• Source records
****************************************

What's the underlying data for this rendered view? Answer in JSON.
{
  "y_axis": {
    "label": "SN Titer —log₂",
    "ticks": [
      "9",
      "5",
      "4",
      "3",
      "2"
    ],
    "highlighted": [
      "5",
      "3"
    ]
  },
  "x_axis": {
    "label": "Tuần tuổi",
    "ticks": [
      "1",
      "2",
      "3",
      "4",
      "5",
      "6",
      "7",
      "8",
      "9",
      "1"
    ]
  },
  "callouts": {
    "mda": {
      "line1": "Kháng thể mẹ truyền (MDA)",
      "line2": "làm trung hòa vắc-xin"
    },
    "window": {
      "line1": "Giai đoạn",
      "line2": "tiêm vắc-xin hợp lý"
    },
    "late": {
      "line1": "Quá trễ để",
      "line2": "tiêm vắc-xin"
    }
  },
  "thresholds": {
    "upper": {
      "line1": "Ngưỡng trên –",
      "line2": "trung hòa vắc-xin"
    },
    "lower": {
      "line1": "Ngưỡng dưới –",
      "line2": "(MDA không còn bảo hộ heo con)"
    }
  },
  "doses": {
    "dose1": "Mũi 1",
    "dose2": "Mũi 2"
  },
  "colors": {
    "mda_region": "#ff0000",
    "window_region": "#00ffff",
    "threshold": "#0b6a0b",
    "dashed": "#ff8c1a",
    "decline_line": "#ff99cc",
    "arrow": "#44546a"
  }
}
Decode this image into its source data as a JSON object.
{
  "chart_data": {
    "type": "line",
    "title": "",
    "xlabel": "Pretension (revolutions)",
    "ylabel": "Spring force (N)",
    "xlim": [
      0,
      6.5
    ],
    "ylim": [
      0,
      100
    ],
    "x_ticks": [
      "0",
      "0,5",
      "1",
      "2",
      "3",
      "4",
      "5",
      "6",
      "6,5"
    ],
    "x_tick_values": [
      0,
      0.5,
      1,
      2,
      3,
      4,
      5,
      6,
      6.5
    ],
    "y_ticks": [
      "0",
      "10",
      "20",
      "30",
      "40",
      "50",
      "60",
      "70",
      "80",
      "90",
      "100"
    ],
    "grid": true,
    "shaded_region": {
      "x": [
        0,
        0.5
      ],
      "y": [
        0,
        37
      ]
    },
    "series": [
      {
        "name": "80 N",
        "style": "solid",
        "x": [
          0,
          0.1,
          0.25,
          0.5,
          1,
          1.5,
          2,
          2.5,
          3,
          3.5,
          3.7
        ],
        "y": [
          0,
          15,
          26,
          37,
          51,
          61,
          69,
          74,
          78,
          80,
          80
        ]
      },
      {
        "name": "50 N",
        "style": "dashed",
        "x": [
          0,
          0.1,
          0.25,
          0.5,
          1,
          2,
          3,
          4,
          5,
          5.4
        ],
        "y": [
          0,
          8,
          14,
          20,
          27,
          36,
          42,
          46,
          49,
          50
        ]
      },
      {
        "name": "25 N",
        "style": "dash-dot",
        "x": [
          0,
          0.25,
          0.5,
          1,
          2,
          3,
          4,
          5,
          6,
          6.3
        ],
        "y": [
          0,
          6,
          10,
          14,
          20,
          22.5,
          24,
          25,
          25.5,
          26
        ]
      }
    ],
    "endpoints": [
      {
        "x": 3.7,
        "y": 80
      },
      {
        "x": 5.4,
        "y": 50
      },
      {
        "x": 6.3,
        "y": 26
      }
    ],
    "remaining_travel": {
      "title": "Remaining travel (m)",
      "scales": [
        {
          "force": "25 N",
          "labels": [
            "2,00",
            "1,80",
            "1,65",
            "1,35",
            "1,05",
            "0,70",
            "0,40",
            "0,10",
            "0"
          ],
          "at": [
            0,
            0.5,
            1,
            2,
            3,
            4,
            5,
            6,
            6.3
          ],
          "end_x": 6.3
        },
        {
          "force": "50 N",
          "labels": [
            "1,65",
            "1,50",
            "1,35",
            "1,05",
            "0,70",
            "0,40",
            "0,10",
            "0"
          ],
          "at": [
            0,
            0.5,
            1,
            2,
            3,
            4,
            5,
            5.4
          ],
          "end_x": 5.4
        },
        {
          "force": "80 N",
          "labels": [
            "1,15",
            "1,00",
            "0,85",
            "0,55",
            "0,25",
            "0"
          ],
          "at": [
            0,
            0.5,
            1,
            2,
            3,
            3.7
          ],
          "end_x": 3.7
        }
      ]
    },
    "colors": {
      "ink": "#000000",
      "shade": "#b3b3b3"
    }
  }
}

****************************************

• Problem description
Reply with the number of lines in the preceding entries that contain "this", and no other words.

• Task solution
2